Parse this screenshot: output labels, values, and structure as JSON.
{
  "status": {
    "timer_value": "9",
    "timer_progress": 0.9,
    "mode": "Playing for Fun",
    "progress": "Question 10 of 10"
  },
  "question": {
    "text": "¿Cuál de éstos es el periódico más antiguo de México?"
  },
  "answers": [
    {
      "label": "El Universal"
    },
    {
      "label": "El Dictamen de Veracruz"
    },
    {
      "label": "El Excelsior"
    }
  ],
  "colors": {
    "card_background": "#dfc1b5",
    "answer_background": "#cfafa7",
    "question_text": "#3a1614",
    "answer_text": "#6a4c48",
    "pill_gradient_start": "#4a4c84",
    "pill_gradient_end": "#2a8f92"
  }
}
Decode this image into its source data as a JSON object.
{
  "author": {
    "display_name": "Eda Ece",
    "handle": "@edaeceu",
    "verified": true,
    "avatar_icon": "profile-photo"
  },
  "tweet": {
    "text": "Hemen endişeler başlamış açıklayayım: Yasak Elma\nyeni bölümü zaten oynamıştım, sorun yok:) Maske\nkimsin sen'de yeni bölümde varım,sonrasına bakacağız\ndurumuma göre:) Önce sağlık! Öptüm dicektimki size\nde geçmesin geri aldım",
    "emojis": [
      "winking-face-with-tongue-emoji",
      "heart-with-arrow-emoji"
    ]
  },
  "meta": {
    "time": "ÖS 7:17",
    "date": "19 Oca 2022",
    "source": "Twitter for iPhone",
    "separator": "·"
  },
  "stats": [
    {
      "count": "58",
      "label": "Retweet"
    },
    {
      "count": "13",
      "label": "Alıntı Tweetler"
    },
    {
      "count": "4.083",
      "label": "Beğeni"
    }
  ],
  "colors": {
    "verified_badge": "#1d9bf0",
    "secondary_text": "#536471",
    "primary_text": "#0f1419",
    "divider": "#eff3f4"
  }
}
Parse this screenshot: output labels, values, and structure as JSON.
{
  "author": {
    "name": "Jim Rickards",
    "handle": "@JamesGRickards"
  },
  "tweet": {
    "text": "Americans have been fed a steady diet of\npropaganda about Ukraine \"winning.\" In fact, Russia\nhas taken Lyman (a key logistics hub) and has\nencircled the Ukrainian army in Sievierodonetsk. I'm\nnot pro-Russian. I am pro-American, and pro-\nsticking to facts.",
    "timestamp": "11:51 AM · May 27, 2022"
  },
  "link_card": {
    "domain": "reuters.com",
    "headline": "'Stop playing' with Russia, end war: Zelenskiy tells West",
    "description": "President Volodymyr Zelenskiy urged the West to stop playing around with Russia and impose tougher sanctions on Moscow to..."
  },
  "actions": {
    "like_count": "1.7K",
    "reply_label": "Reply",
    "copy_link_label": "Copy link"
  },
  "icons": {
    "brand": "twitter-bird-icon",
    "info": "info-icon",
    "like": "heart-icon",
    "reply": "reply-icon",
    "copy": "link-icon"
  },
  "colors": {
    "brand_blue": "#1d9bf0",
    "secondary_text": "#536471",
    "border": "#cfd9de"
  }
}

★ ★ ★ ★

# [WORK REQUIRED]
Retype the records in full. Keep every line identical to the original.

# [OUTPUT BELOW]
Parse this screenshot: output labels, values, and structure as JSON.
{
  "status": {
    "timer_value": "9",
    "timer_progress": 0.9,
    "mode": "Playing for Fun",
    "progress": "Question 10 of 10"
  },
  "question": {
    "text": "¿Cuál de éstos es el periódico más antiguo de México?"
  },
  "answers": [
    {
      "label": "El Universal"
    },
    {
      "label": "El Dictamen de Veracruz"
    },
    {
      "label": "El Excelsior"
    }
  ],
  "colors": {
    "card_background": "#dfc1b5",
    "answer_background": "#cfafa7",
    "question_text": "#3a1614",
    "answer_text": "#6a4c48",
    "pill_gradient_start": "#4a4c84",
    "pill_gradient_end": "#2a8f92"
  }
}
Decode this image into its source data as a JSON object.
{
  "author": {
    "display_name": "Eda Ece",
    "handle": "@edaeceu",
    "verified": true,
    "avatar_icon": "profile-photo"
  },
  "tweet": {
    "text": "Hemen endişeler başlamış açıklayayım: Yasak Elma\nyeni bölümü zaten oynamıştım, sorun yok:) Maske\nkimsin sen'de yeni bölümde varım,sonrasına bakacağız\ndurumuma göre:) Önce sağlık! Öptüm dicektimki size\nde geçmesin geri aldım",
    "emojis": [
      "winking-face-with-tongue-emoji",
      "heart-with-arrow-emoji"
    ]
  },
  "meta": {
    "time": "ÖS 7:17",
    "date": "19 Oca 2022",
    "source": "Twitter for iPhone",
    "separator": "·"
  },
  "stats": [
    {
      "count": "58",
      "label": "Retweet"
    },
    {
      "count": "13",
      "label": "Alıntı Tweetler"
    },
    {
      "count": "4.083",
      "label": "Beğeni"
    }
  ],
  "colors": {
    "verified_badge": "#1d9bf0",
    "secondary_text": "#536471",
    "primary_text": "#0f1419",
    "divider": "#eff3f4"
  }
}
Parse this screenshot: output labels, values, and structure as JSON.
{
  "author": {
    "name": "Jim Rickards",
    "handle": "@JamesGRickards"
  },
  "tweet": {
    "text": "Americans have been fed a steady diet of\npropaganda about Ukraine \"winning.\" In fact, Russia\nhas taken Lyman (a key logistics hub) and has\nencircled the Ukrainian army in Sievierodonetsk. I'm\nnot pro-Russian. I am pro-American, and pro-\nsticking to facts.",
    "timestamp": "11:51 AM · May 27, 2022"
  },
  "link_card": {
    "domain": "reuters.com",
    "headline": "'Stop playing' with Russia, end war: Zelenskiy tells West",
    "description": "President Volodymyr Zelenskiy urged the West to stop playing around with Russia and impose tougher sanctions on Moscow to..."
  },
  "actions": {
    "like_count": "1.7K",
    "reply_label": "Reply",
    "copy_link_label": "Copy link"
  },
  "icons": {
    "brand": "twitter-bird-icon",
    "info": "info-icon",
    "like": "heart-icon",
    "reply": "reply-icon",
    "copy": "link-icon"
  },
  "colors": {
    "brand_blue": "#1d9bf0",
    "secondary_text": "#536471",
    "border": "#cfd9de"
  }
}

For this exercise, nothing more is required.